» WHAT YOU ARE ASKED TO DO: In your copy, leave out the pictures; write out all the data exactly.

» RECORDS FOR THE EXERCISE:
####################

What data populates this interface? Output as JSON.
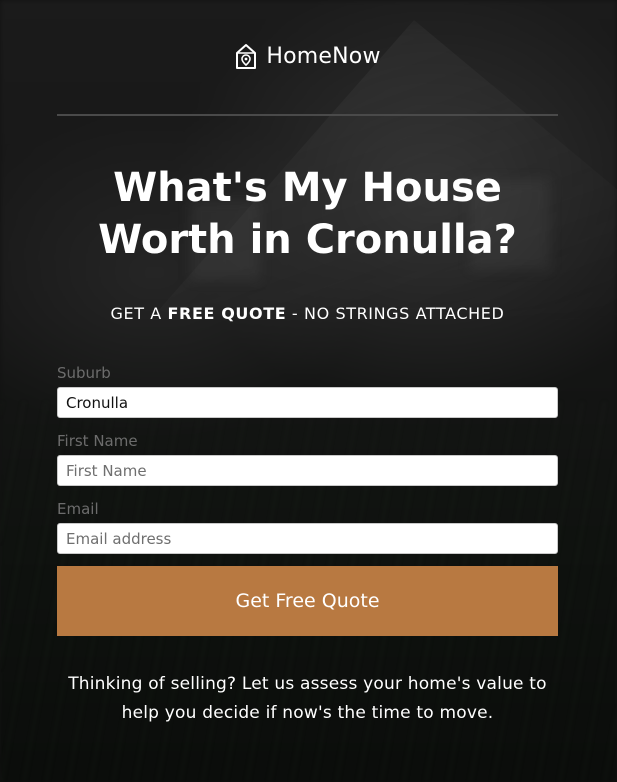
{
  "brand": {
    "name": "HomeNow",
    "icon": "house-pin-icon"
  },
  "headline": {
    "line1": "What's My House",
    "line2": "Worth in Cronulla?"
  },
  "subheadline": {
    "prefix": "GET A ",
    "emphasis": "FREE QUOTE",
    "suffix": " - NO STRINGS ATTACHED"
  },
  "form": {
    "suburb": {
      "label": "Suburb",
      "value": "Cronulla",
      "placeholder": "Suburb"
    },
    "first_name": {
      "label": "First Name",
      "value": "",
      "placeholder": "First Name"
    },
    "email": {
      "label": "Email",
      "value": "",
      "placeholder": "Email address"
    },
    "submit_label": "Get Free Quote"
  },
  "footer": {
    "text": "Thinking of selling? Let us assess your home's value to help you decide if now's the time to move."
  },
  "colors": {
    "accent": "#b87941",
    "background": "#121212",
    "label": "#6c6c6c",
    "divider": "#4a4a4a"
  }
}
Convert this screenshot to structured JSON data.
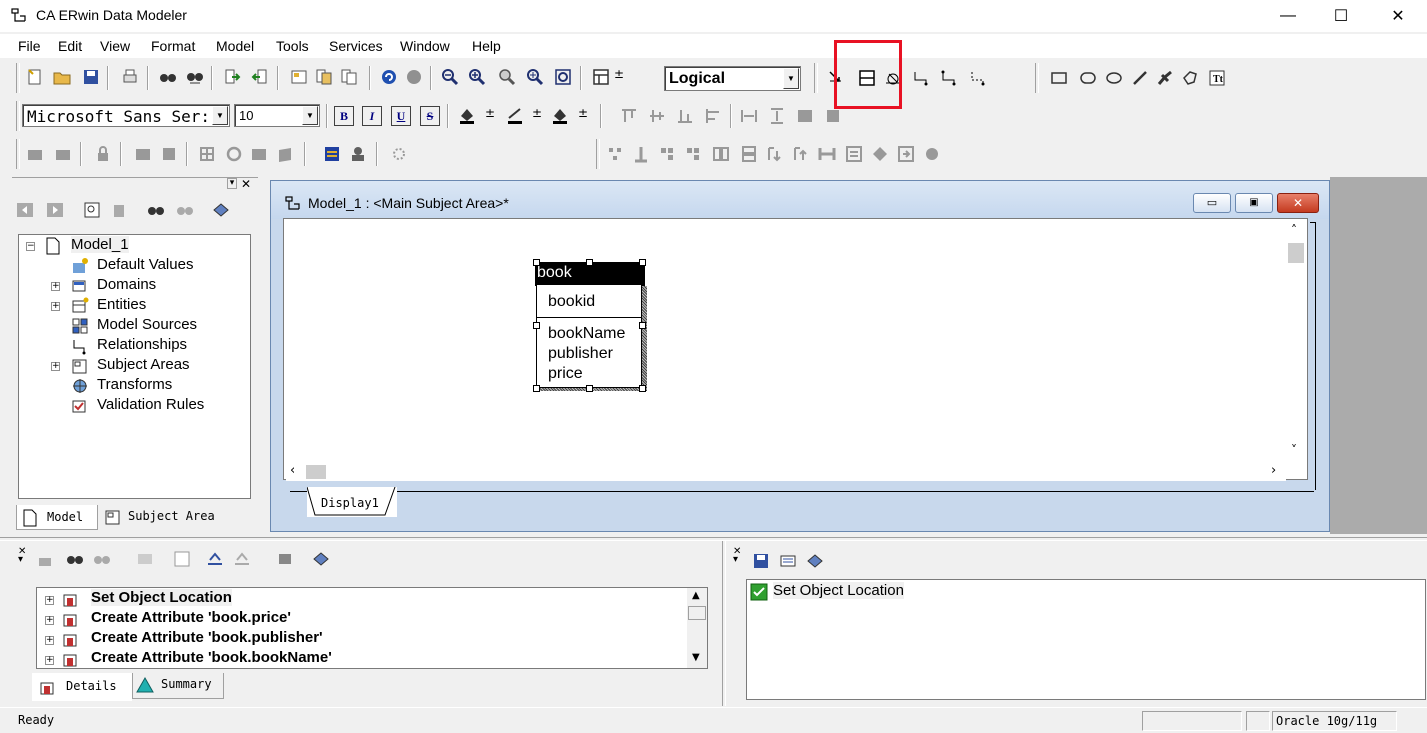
{
  "window": {
    "title": "CA ERwin Data Modeler",
    "minimize": "—",
    "maximize": "☐",
    "close": "✕"
  },
  "menu": [
    "File",
    "Edit",
    "View",
    "Format",
    "Model",
    "Tools",
    "Services",
    "Window",
    "Help"
  ],
  "toolbar": {
    "display_level": "Logical",
    "font_name": "Microsoft Sans Ser:",
    "font_size": "10",
    "bold": "B",
    "italic": "I",
    "underline": "U",
    "strike": "S"
  },
  "model_explorer": {
    "root": "Model_1",
    "items": [
      "Default Values",
      "Domains",
      "Entities",
      "Model Sources",
      "Relationships",
      "Subject Areas",
      "Transforms",
      "Validation Rules"
    ],
    "tabs": [
      "Model",
      "Subject Area"
    ]
  },
  "diagram_window": {
    "title": "Model_1 : <Main Subject Area>*",
    "entity": {
      "name": "book",
      "key": "bookid",
      "attributes": [
        "bookName",
        "publisher",
        "price"
      ]
    },
    "display_tab": "Display1"
  },
  "action_log": {
    "rows": [
      "Set Object Location",
      "Create Attribute 'book.price'",
      "Create Attribute 'book.publisher'",
      "Create Attribute 'book.bookName'"
    ],
    "tabs": [
      "Details",
      "Summary"
    ]
  },
  "transaction_pane": {
    "rows": [
      "Set Object Location"
    ]
  },
  "status": {
    "text": "Ready",
    "database": "Oracle 10g/11g"
  },
  "colors": {
    "highlight_box": "#e81123",
    "title_gradient": "#c5d7ee",
    "entity_header": "#000000"
  }
}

####################

» TASK SOLUTION:
What data populates this interface? Output as JSON.
{
  "brand": {
    "name": "HomeNow",
    "icon": "house-pin-icon"
  },
  "headline": {
    "line1": "What's My House",
    "line2": "Worth in Cronulla?"
  },
  "subheadline": {
    "prefix": "GET A ",
    "emphasis": "FREE QUOTE",
    "suffix": " - NO STRINGS ATTACHED"
  },
  "form": {
    "suburb": {
      "label": "Suburb",
      "value": "Cronulla",
      "placeholder": "Suburb"
    },
    "first_name": {
      "label": "First Name",
      "value": "",
      "placeholder": "First Name"
    },
    "email": {
      "label": "Email",
      "value": "",
      "placeholder": "Email address"
    },
    "submit_label": "Get Free Quote"
  },
  "footer": {
    "text": "Thinking of selling? Let us assess your home's value to help you decide if now's the time to move."
  },
  "colors": {
    "accent": "#b87941",
    "background": "#121212",
    "label": "#6c6c6c",
    "divider": "#4a4a4a"
  }
}
Convert this screenshot to structured JSON data.
{
  "window": {
    "title": "CA ERwin Data Modeler",
    "minimize": "—",
    "maximize": "☐",
    "close": "✕"
  },
  "menu": [
    "File",
    "Edit",
    "View",
    "Format",
    "Model",
    "Tools",
    "Services",
    "Window",
    "Help"
  ],
  "toolbar": {
    "display_level": "Logical",
    "font_name": "Microsoft Sans Ser:",
    "font_size": "10",
    "bold": "B",
    "italic": "I",
    "underline": "U",
    "strike": "S"
  },
  "model_explorer": {
    "root": "Model_1",
    "items": [
      "Default Values",
      "Domains",
      "Entities",
      "Model Sources",
      "Relationships",
      "Subject Areas",
      "Transforms",
      "Validation Rules"
    ],
    "tabs": [
      "Model",
      "Subject Area"
    ]
  },
  "diagram_window": {
    "title": "Model_1 : <Main Subject Area>*",
    "entity": {
      "name": "book",
      "key": "bookid",
      "attributes": [
        "bookName",
        "publisher",
        "price"
      ]
    },
    "display_tab": "Display1"
  },
  "action_log": {
    "rows": [
      "Set Object Location",
      "Create Attribute 'book.price'",
      "Create Attribute 'book.publisher'",
      "Create Attribute 'book.bookName'"
    ],
    "tabs": [
      "Details",
      "Summary"
    ]
  },
  "transaction_pane": {
    "rows": [
      "Set Object Location"
    ]
  },
  "status": {
    "text": "Ready",
    "database": "Oracle 10g/11g"
  },
  "colors": {
    "highlight_box": "#e81123",
    "title_gradient": "#c5d7ee",
    "entity_header": "#000000"
  }
}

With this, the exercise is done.